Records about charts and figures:
— start —

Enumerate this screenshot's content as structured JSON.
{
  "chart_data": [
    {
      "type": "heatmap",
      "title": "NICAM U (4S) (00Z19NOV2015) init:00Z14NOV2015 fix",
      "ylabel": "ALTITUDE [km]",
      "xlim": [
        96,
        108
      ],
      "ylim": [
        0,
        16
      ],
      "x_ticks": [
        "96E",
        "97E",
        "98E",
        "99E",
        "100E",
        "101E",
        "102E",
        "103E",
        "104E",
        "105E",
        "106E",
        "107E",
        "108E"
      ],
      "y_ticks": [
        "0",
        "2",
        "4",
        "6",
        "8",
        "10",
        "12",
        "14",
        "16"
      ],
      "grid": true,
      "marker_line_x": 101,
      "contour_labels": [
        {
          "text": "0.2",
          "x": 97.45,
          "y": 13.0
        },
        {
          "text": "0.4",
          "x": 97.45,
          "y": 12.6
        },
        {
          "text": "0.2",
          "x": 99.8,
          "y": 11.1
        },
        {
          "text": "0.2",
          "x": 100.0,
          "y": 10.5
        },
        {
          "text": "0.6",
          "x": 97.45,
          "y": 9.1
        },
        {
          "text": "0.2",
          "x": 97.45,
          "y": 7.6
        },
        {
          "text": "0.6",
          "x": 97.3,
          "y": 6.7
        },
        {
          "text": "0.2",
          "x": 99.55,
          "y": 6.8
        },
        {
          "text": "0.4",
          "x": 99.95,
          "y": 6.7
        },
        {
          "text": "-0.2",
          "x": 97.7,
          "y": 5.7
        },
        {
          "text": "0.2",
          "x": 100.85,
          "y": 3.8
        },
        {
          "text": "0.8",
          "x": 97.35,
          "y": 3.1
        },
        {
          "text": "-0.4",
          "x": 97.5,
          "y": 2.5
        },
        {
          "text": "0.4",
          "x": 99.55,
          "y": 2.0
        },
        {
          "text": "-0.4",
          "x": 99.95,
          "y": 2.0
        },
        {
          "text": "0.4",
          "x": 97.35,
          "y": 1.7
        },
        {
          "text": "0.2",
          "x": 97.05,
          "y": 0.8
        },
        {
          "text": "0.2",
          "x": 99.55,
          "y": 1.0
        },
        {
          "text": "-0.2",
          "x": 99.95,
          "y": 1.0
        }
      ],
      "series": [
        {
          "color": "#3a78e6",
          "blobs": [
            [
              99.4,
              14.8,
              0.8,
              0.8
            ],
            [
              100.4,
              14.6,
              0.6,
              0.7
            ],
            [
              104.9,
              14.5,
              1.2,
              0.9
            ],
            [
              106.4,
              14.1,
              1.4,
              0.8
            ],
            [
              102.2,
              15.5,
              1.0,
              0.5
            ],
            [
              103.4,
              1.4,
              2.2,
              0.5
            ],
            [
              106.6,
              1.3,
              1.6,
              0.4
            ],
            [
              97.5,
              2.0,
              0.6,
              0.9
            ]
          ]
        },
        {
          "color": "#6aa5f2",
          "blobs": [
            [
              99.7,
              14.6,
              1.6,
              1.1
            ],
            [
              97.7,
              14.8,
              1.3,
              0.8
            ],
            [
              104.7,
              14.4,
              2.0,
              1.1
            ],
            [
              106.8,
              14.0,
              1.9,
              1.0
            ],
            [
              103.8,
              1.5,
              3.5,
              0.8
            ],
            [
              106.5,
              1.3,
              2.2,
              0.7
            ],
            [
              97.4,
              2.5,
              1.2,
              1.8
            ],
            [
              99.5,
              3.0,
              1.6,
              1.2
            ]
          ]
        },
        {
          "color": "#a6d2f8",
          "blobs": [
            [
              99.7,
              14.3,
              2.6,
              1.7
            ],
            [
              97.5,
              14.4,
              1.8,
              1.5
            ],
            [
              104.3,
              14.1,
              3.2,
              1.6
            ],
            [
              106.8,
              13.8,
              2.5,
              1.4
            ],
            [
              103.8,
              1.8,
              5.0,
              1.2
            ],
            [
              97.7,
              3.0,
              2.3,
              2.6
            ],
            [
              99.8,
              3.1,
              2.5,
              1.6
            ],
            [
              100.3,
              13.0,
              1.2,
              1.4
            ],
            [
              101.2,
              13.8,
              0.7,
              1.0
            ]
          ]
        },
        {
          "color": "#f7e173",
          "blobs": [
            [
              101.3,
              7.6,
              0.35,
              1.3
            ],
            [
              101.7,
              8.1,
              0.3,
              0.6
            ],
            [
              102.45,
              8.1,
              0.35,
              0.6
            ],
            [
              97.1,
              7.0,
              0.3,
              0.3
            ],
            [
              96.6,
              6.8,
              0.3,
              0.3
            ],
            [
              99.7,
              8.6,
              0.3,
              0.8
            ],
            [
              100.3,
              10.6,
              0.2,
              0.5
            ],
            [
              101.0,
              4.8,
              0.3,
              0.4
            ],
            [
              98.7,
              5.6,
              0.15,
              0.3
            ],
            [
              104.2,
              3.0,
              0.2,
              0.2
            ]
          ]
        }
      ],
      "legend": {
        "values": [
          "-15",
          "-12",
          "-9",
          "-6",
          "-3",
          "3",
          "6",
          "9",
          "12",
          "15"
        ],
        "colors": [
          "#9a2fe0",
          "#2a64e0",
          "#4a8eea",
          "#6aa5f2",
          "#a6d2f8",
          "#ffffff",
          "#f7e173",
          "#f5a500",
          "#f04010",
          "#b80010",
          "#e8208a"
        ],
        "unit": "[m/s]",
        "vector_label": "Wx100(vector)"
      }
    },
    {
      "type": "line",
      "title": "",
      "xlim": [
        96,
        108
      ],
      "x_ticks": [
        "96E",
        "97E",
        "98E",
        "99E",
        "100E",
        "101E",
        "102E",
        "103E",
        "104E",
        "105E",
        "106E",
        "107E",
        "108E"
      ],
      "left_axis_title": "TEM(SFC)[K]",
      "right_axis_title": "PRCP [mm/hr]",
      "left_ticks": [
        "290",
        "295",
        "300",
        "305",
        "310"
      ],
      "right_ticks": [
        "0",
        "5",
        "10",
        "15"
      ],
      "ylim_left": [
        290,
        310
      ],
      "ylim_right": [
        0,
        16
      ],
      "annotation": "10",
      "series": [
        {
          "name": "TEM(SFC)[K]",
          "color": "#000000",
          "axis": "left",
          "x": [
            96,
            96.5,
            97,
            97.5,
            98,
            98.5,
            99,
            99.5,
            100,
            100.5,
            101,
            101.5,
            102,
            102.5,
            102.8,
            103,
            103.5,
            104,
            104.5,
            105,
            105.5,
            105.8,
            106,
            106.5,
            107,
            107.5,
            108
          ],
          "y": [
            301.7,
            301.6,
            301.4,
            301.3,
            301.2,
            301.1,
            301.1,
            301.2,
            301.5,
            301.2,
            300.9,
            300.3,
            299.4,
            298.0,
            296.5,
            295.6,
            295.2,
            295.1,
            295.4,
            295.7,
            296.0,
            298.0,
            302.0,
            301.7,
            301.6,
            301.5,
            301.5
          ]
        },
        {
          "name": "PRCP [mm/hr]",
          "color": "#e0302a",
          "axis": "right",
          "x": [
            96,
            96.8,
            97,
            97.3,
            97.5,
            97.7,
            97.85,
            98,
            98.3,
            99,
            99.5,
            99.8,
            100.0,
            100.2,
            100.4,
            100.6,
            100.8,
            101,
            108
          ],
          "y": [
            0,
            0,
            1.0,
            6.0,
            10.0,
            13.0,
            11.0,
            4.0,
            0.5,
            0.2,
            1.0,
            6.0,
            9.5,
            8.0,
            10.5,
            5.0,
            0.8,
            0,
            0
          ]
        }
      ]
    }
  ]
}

— end —

• Exercise description
Write out all the data again, exactly as it appears.

• Answer for this exercise
Enumerate this screenshot's content as structured JSON.
{
  "chart_data": [
    {
      "type": "heatmap",
      "title": "NICAM U (4S) (00Z19NOV2015) init:00Z14NOV2015 fix",
      "ylabel": "ALTITUDE [km]",
      "xlim": [
        96,
        108
      ],
      "ylim": [
        0,
        16
      ],
      "x_ticks": [
        "96E",
        "97E",
        "98E",
        "99E",
        "100E",
        "101E",
        "102E",
        "103E",
        "104E",
        "105E",
        "106E",
        "107E",
        "108E"
      ],
      "y_ticks": [
        "0",
        "2",
        "4",
        "6",
        "8",
        "10",
        "12",
        "14",
        "16"
      ],
      "grid": true,
      "marker_line_x": 101,
      "contour_labels": [
        {
          "text": "0.2",
          "x": 97.45,
          "y": 13.0
        },
        {
          "text": "0.4",
          "x": 97.45,
          "y": 12.6
        },
        {
          "text": "0.2",
          "x": 99.8,
          "y": 11.1
        },
        {
          "text": "0.2",
          "x": 100.0,
          "y": 10.5
        },
        {
          "text": "0.6",
          "x": 97.45,
          "y": 9.1
        },
        {
          "text": "0.2",
          "x": 97.45,
          "y": 7.6
        },
        {
          "text": "0.6",
          "x": 97.3,
          "y": 6.7
        },
        {
          "text": "0.2",
          "x": 99.55,
          "y": 6.8
        },
        {
          "text": "0.4",
          "x": 99.95,
          "y": 6.7
        },
        {
          "text": "-0.2",
          "x": 97.7,
          "y": 5.7
        },
        {
          "text": "0.2",
          "x": 100.85,
          "y": 3.8
        },
        {
          "text": "0.8",
          "x": 97.35,
          "y": 3.1
        },
        {
          "text": "-0.4",
          "x": 97.5,
          "y": 2.5
        },
        {
          "text": "0.4",
          "x": 99.55,
          "y": 2.0
        },
        {
          "text": "-0.4",
          "x": 99.95,
          "y": 2.0
        },
        {
          "text": "0.4",
          "x": 97.35,
          "y": 1.7
        },
        {
          "text": "0.2",
          "x": 97.05,
          "y": 0.8
        },
        {
          "text": "0.2",
          "x": 99.55,
          "y": 1.0
        },
        {
          "text": "-0.2",
          "x": 99.95,
          "y": 1.0
        }
      ],
      "series": [
        {
          "color": "#3a78e6",
          "blobs": [
            [
              99.4,
              14.8,
              0.8,
              0.8
            ],
            [
              100.4,
              14.6,
              0.6,
              0.7
            ],
            [
              104.9,
              14.5,
              1.2,
              0.9
            ],
            [
              106.4,
              14.1,
              1.4,
              0.8
            ],
            [
              102.2,
              15.5,
              1.0,
              0.5
            ],
            [
              103.4,
              1.4,
              2.2,
              0.5
            ],
            [
              106.6,
              1.3,
              1.6,
              0.4
            ],
            [
              97.5,
              2.0,
              0.6,
              0.9
            ]
          ]
        },
        {
          "color": "#6aa5f2",
          "blobs": [
            [
              99.7,
              14.6,
              1.6,
              1.1
            ],
            [
              97.7,
              14.8,
              1.3,
              0.8
            ],
            [
              104.7,
              14.4,
              2.0,
              1.1
            ],
            [
              106.8,
              14.0,
              1.9,
              1.0
            ],
            [
              103.8,
              1.5,
              3.5,
              0.8
            ],
            [
              106.5,
              1.3,
              2.2,
              0.7
            ],
            [
              97.4,
              2.5,
              1.2,
              1.8
            ],
            [
              99.5,
              3.0,
              1.6,
              1.2
            ]
          ]
        },
        {
          "color": "#a6d2f8",
          "blobs": [
            [
              99.7,
              14.3,
              2.6,
              1.7
            ],
            [
              97.5,
              14.4,
              1.8,
              1.5
            ],
            [
              104.3,
              14.1,
              3.2,
              1.6
            ],
            [
              106.8,
              13.8,
              2.5,
              1.4
            ],
            [
              103.8,
              1.8,
              5.0,
              1.2
            ],
            [
              97.7,
              3.0,
              2.3,
              2.6
            ],
            [
              99.8,
              3.1,
              2.5,
              1.6
            ],
            [
              100.3,
              13.0,
              1.2,
              1.4
            ],
            [
              101.2,
              13.8,
              0.7,
              1.0
            ]
          ]
        },
        {
          "color": "#f7e173",
          "blobs": [
            [
              101.3,
              7.6,
              0.35,
              1.3
            ],
            [
              101.7,
              8.1,
              0.3,
              0.6
            ],
            [
              102.45,
              8.1,
              0.35,
              0.6
            ],
            [
              97.1,
              7.0,
              0.3,
              0.3
            ],
            [
              96.6,
              6.8,
              0.3,
              0.3
            ],
            [
              99.7,
              8.6,
              0.3,
              0.8
            ],
            [
              100.3,
              10.6,
              0.2,
              0.5
            ],
            [
              101.0,
              4.8,
              0.3,
              0.4
            ],
            [
              98.7,
              5.6,
              0.15,
              0.3
            ],
            [
              104.2,
              3.0,
              0.2,
              0.2
            ]
          ]
        }
      ],
      "legend": {
        "values": [
          "-15",
          "-12",
          "-9",
          "-6",
          "-3",
          "3",
          "6",
          "9",
          "12",
          "15"
        ],
        "colors": [
          "#9a2fe0",
          "#2a64e0",
          "#4a8eea",
          "#6aa5f2",
          "#a6d2f8",
          "#ffffff",
          "#f7e173",
          "#f5a500",
          "#f04010",
          "#b80010",
          "#e8208a"
        ],
        "unit": "[m/s]",
        "vector_label": "Wx100(vector)"
      }
    },
    {
      "type": "line",
      "title": "",
      "xlim": [
        96,
        108
      ],
      "x_ticks": [
        "96E",
        "97E",
        "98E",
        "99E",
        "100E",
        "101E",
        "102E",
        "103E",
        "104E",
        "105E",
        "106E",
        "107E",
        "108E"
      ],
      "left_axis_title": "TEM(SFC)[K]",
      "right_axis_title": "PRCP [mm/hr]",
      "left_ticks": [
        "290",
        "295",
        "300",
        "305",
        "310"
      ],
      "right_ticks": [
        "0",
        "5",
        "10",
        "15"
      ],
      "ylim_left": [
        290,
        310
      ],
      "ylim_right": [
        0,
        16
      ],
      "annotation": "10",
      "series": [
        {
          "name": "TEM(SFC)[K]",
          "color": "#000000",
          "axis": "left",
          "x": [
            96,
            96.5,
            97,
            97.5,
            98,
            98.5,
            99,
            99.5,
            100,
            100.5,
            101,
            101.5,
            102,
            102.5,
            102.8,
            103,
            103.5,
            104,
            104.5,
            105,
            105.5,
            105.8,
            106,
            106.5,
            107,
            107.5,
            108
          ],
          "y": [
            301.7,
            301.6,
            301.4,
            301.3,
            301.2,
            301.1,
            301.1,
            301.2,
            301.5,
            301.2,
            300.9,
            300.3,
            299.4,
            298.0,
            296.5,
            295.6,
            295.2,
            295.1,
            295.4,
            295.7,
            296.0,
            298.0,
            302.0,
            301.7,
            301.6,
            301.5,
            301.5
          ]
        },
        {
          "name": "PRCP [mm/hr]",
          "color": "#e0302a",
          "axis": "right",
          "x": [
            96,
            96.8,
            97,
            97.3,
            97.5,
            97.7,
            97.85,
            98,
            98.3,
            99,
            99.5,
            99.8,
            100.0,
            100.2,
            100.4,
            100.6,
            100.8,
            101,
            108
          ],
          "y": [
            0,
            0,
            1.0,
            6.0,
            10.0,
            13.0,
            11.0,
            4.0,
            0.5,
            0.2,
            1.0,
            6.0,
            9.5,
            8.0,
            10.5,
            5.0,
            0.8,
            0,
            0
          ]
        }
      ]
    }
  ]
}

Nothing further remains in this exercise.